### Objective
How many lines in the listing below include the word "women"? Answer with the number and nothing else.

### Recorded data
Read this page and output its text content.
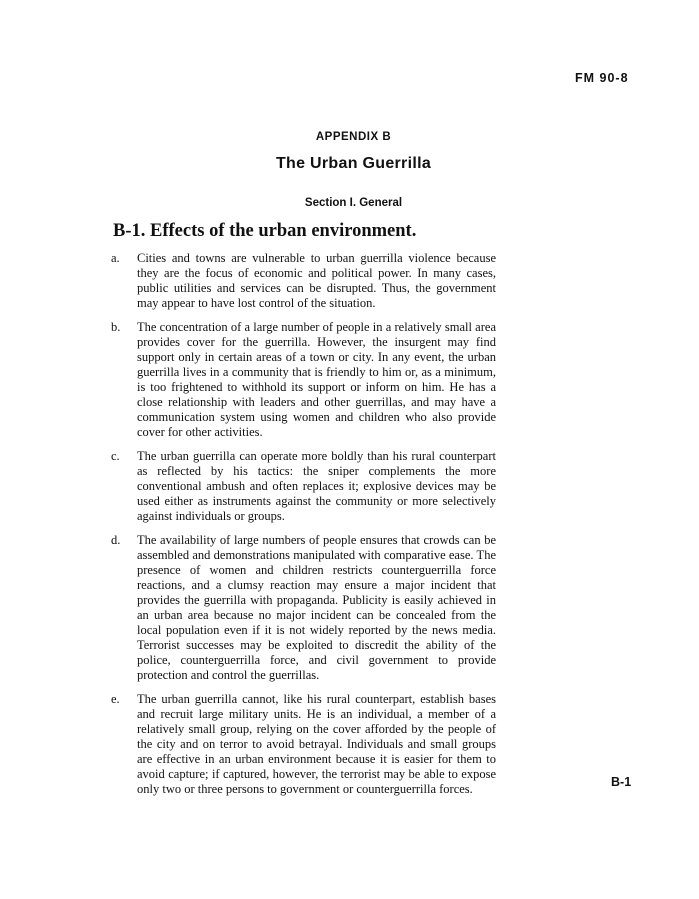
FM 90-8
APPENDIX B
The Urban Guerrilla
Section I. General
B-1. Effects of the urban environment.
a.	Cities and towns are vulnerable to urban guerrilla violence because they are the focus of economic and political power. In many cases, public utilities and services can be disrupted. Thus, the government may appear to have lost control of the situation.
b.	The concentration of a large number of people in a relatively small area provides cover for the guerrilla. However, the insurgent may find support only in certain areas of a town or city. In any event, the urban guerrilla lives in a community that is friendly to him or, as a minimum, is too frightened to withhold its support or inform on him. He has a close relationship with leaders and other guerrillas, and may have a communication system using women and children who also provide cover for other activities.
c.	The urban guerrilla can operate more boldly than his rural counterpart as reflected by his tactics: the sniper complements the more conventional ambush and often replaces it; explosive devices may be used either as instruments against the community or more selectively against individuals or groups.
d.	The availability of large numbers of people ensures that crowds can be assembled and demonstrations manipulated with comparative ease. The presence of women and children restricts counterguerrilla force reactions, and a clumsy reaction may ensure a major incident that provides the guerrilla with propaganda. Publicity is easily achieved in an urban area because no major incident can be concealed from the local population even if it is not widely reported by the news media. Terrorist successes may be exploited to discredit the ability of the police, counterguerrilla force, and civil government to provide protection and control the guerrillas.
e.	The urban guerrilla cannot, like his rural counterpart, establish bases and recruit large military units. He is an individual, a member of a relatively small group, relying on the cover afforded by the people of the city and on terror to avoid betrayal. Individuals and small groups are effective in an urban environment because it is easier for them to avoid capture; if captured, however, the terrorist may be able to expose only two or three persons to government or counterguerrilla forces.	B-1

### Result of this task
2